Job:
Tally the lines below that contain "bottom". The number is the whole answer.

Supplied records:

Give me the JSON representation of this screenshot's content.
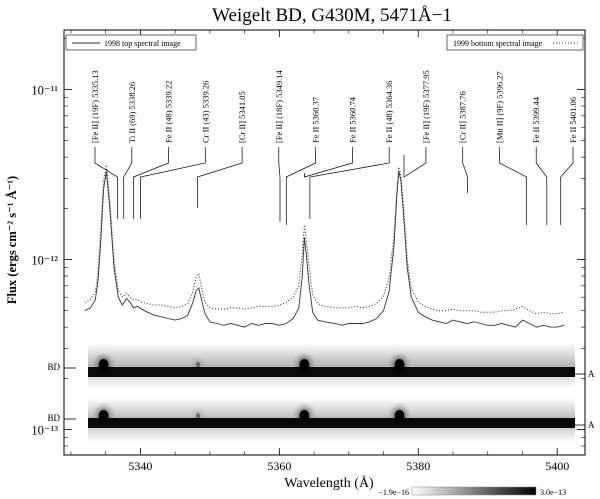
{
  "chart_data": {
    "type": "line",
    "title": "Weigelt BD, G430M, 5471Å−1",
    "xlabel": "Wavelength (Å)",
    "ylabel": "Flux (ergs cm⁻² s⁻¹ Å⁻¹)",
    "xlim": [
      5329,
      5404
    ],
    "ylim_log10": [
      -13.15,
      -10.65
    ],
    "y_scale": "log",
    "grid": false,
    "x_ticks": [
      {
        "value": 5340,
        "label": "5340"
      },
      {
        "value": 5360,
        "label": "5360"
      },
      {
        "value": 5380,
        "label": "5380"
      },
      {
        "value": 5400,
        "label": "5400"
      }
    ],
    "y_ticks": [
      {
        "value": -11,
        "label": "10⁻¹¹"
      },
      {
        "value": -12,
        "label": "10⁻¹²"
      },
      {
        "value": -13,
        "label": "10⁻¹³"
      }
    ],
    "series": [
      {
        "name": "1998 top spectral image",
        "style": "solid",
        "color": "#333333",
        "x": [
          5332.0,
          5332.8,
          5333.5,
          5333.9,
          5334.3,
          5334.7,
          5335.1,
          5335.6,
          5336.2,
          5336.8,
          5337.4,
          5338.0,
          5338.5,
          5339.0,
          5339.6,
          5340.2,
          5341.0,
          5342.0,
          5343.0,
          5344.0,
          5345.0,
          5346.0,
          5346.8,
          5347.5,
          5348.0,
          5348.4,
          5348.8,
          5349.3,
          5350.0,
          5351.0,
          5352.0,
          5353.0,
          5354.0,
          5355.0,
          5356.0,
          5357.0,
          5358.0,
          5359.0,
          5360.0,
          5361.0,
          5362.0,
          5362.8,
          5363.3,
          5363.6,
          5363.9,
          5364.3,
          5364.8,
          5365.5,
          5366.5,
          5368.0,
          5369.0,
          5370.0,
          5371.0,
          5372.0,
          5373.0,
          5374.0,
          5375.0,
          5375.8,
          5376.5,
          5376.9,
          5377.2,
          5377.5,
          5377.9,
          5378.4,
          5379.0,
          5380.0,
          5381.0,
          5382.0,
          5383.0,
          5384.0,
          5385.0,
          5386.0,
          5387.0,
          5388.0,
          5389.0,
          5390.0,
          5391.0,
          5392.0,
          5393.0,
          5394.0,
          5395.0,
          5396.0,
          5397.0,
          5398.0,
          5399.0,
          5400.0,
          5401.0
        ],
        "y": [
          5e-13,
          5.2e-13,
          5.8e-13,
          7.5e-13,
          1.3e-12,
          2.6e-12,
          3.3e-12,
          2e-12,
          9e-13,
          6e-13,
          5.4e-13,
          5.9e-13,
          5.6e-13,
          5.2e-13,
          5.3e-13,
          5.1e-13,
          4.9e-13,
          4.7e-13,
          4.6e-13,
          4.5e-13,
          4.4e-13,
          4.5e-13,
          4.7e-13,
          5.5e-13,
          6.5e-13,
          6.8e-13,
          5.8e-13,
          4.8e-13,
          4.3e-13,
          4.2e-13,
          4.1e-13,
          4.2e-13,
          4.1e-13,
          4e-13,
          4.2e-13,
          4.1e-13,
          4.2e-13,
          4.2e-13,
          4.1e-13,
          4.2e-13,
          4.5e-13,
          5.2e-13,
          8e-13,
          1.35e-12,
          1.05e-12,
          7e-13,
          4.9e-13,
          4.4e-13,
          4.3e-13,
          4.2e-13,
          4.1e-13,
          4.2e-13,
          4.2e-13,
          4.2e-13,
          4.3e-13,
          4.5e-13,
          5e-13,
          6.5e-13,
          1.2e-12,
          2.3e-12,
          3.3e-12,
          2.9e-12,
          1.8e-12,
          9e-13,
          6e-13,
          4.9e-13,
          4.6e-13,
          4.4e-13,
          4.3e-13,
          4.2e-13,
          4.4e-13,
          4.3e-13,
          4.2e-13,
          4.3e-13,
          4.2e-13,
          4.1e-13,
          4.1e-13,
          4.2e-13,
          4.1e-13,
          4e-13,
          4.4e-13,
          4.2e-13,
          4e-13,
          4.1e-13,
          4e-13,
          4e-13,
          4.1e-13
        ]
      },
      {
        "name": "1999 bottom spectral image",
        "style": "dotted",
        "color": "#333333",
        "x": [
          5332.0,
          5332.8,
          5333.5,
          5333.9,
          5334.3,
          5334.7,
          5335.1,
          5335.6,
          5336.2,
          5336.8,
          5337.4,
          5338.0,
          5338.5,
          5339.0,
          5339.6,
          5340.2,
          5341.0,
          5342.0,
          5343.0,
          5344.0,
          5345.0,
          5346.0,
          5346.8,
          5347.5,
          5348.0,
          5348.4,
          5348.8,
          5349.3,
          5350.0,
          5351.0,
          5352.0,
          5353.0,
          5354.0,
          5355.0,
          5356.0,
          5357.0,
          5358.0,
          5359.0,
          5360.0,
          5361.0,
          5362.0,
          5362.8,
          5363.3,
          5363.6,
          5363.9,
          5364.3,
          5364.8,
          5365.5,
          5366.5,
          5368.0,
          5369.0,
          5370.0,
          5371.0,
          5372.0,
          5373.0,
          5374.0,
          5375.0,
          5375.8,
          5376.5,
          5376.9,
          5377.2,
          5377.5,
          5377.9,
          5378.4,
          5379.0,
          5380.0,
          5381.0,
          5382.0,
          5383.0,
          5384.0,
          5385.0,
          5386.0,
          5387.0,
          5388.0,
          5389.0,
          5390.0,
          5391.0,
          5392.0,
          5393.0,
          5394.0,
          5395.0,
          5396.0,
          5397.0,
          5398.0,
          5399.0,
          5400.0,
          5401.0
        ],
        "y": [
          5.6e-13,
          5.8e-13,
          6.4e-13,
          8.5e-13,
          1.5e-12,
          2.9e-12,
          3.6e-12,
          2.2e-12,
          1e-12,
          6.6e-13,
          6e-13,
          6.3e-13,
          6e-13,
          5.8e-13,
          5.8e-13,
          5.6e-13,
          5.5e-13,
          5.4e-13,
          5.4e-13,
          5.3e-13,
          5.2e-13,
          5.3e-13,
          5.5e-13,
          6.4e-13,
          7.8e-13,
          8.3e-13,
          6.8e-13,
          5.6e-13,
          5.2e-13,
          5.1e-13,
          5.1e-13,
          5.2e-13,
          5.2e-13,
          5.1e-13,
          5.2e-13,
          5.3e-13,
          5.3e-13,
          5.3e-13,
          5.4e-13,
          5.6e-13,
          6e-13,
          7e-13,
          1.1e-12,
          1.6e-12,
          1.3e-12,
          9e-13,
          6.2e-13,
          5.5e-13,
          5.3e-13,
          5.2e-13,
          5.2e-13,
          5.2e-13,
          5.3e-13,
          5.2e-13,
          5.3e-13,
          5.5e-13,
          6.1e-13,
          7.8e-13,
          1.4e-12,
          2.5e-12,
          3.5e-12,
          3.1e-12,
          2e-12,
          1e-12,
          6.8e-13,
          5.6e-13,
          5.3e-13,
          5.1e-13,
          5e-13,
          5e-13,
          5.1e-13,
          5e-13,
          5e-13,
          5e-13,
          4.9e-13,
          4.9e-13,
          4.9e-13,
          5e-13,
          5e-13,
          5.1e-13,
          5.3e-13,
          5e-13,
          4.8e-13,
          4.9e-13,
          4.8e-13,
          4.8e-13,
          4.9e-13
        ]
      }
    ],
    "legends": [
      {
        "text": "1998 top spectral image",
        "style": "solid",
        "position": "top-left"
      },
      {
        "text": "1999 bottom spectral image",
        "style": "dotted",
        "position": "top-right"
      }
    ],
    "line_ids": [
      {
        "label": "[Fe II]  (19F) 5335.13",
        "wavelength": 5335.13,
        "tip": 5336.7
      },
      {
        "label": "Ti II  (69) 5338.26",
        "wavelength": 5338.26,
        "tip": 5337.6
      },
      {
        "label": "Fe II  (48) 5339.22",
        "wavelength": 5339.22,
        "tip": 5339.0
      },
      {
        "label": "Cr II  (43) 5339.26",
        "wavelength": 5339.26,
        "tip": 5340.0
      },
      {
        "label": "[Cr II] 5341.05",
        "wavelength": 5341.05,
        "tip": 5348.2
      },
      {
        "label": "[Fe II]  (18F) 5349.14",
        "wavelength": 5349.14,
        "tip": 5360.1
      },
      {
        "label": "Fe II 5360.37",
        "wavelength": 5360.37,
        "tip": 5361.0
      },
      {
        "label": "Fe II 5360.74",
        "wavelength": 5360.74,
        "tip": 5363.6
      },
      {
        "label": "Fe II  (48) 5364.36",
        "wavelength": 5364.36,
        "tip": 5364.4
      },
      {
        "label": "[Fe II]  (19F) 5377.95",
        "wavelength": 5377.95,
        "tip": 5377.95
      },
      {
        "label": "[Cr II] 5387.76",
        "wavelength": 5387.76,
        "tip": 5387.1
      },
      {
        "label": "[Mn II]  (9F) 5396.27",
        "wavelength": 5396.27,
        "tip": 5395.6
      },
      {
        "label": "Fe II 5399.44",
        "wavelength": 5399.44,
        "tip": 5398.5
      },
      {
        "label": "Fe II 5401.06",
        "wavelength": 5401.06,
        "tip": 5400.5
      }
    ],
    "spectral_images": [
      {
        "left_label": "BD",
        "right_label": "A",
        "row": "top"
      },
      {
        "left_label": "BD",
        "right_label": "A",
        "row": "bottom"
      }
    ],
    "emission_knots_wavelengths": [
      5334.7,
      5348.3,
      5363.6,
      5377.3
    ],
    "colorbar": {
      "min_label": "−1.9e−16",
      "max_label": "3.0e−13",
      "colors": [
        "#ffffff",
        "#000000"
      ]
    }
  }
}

Correct response:
3